[Short problem]
How many lines in the records below contain the word "Flock"? Answer with the number alone.

[Raw records]
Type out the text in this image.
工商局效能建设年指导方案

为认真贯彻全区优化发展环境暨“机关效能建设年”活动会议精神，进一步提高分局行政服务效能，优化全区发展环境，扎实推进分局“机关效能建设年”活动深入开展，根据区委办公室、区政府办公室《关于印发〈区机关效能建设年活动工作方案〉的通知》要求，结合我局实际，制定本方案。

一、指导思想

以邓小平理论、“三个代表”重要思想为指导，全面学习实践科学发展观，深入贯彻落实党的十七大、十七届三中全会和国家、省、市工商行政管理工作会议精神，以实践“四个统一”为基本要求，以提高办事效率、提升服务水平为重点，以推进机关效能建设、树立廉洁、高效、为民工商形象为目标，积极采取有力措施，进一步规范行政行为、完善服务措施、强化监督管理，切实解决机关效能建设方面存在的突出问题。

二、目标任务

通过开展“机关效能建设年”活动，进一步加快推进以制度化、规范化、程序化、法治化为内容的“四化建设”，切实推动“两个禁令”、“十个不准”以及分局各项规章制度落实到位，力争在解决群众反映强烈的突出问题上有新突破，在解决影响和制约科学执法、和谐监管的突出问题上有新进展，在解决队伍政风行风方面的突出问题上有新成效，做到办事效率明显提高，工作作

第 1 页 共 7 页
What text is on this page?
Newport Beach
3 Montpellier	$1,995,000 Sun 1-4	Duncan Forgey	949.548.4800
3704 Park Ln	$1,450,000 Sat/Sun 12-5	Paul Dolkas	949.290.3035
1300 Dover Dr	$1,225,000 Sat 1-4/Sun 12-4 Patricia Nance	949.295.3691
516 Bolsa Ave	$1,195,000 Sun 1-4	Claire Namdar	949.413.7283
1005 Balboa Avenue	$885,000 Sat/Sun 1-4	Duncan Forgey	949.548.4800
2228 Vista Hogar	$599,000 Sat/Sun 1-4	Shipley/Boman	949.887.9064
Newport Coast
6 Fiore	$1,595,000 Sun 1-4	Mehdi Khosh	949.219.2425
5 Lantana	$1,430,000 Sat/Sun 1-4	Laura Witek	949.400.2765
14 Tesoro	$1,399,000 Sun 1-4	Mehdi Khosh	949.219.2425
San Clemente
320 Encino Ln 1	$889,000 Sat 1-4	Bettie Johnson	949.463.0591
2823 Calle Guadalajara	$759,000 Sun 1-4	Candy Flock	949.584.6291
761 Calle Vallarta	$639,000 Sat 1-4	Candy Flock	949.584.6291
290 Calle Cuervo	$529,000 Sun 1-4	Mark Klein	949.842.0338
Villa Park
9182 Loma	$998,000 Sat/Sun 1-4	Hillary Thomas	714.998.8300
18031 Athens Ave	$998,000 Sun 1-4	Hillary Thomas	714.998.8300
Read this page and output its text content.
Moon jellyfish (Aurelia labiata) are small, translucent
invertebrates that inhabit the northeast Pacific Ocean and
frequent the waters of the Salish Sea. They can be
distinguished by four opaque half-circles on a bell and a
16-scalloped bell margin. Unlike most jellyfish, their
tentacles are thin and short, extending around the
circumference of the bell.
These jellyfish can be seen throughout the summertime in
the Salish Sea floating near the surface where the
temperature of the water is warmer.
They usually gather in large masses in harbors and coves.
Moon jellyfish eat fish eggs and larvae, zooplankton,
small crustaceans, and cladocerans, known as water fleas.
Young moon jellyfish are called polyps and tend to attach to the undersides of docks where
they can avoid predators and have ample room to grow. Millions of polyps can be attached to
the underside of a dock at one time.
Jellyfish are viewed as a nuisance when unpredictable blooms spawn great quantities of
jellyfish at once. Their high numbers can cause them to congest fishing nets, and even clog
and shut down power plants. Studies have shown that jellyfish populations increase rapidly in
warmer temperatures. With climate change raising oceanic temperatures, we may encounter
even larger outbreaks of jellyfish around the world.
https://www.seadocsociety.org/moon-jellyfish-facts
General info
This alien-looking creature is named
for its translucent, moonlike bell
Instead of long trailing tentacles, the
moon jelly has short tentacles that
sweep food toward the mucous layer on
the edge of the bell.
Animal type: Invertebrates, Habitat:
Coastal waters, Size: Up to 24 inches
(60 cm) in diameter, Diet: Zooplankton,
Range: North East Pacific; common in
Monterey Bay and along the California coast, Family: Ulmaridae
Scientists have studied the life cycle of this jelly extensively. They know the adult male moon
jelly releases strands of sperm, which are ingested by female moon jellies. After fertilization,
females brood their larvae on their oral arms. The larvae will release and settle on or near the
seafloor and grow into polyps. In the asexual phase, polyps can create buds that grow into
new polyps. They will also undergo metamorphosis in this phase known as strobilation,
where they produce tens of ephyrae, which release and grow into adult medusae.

[Response to this task]
2